Bejubelter Gewalttäter und Profiboxer: Schlimme Niederlage

Tom Schwarz siegt bei seinem Comeback als Profiboxer. Die Fans feiern ihn – nicht trotz, sondern wegen seiner Vergangenheit als Frauenschläger.

Zwei Aktivistinnen zeigen sich nackt vor Boxer-Präsentation

Zwei Aktivistinnen protestieren gegen Schwergewichtsboxer Tom Schwarz (ganz rechts) Foto: Torsten Helmke/imago

FALKENSEE taz | „Ich bin wieder zurück“, brüllt Tom Schwarz. Sein Stimmorgan ist beeindruckend. Der 110,5 Kilo schwere Boxer übertönt in seiner Ekstase sogar den Lärmpegel in der Halle, der einen Spitzenwert an diesem Abend erreicht. Die meisten der über 500 Menschen in der Falkenseer Stadthalle, die 20 Kilometer vom Zentrum Berlins entfernt liegt, sind völlig begeistert. Almin Kuc, der Promoter dieser Profiboxveranstaltung, war vorab bemüht, die Bedeutung des Duells zwischen Schwarz und Muhammed Ali Durmaz herunterzuspielen. Gegen 21.30 Uhr wird aber klar, dass der Abend mit diesem achten Kampf seinen absoluten Höhepunkt erreicht hat.

**Bereitgestelltes Material**
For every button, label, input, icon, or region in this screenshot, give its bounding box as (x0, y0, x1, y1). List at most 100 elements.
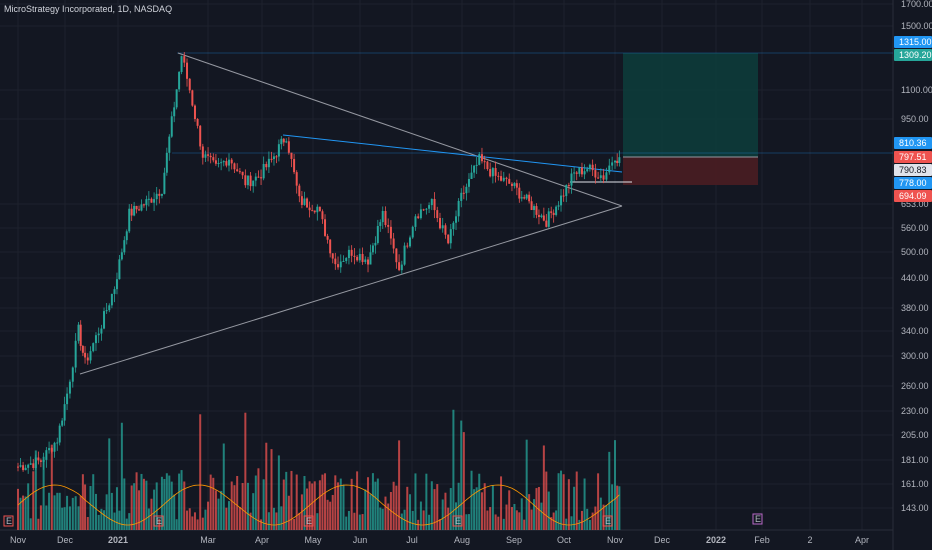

**Aufgabe 1**
Prüfe anhand des Textausschnitts, ob die Aussagen (a), (b) und (c) zutreffen. Antworte jeweils mit Ja oder Nein und zitiere die entscheidenden Worte wörtlich.
(a) Die Stadthalle von Falkensee liegt 20 Kilometer vom Berliner Zentrum entfernt.
(b) Tom Schwarz wiegt 120 Kilo.
(c) Der Promoter Almin Kuc hob die Bedeutung des Duells vorab hervor.
**Aufgabe 2**
Der wievielte Kampf des Abends ist laut Textausschnitt das Duell zwischen Schwarz und Durmaz?

**Lösung 1**
(a) Ja: „die 20 Kilometer vom Zentrum Berlins entfernt liegt“
(b) Nein: „Der 110,5 Kilo schwere Boxer“
(c) Nein: „war vorab bemüht, die Bedeutung des Duells zwischen Schwarz und Muhammed Ali Durmaz herunterzuspielen“

**Lösung 2**
Es ist der achte Kampf des Abends.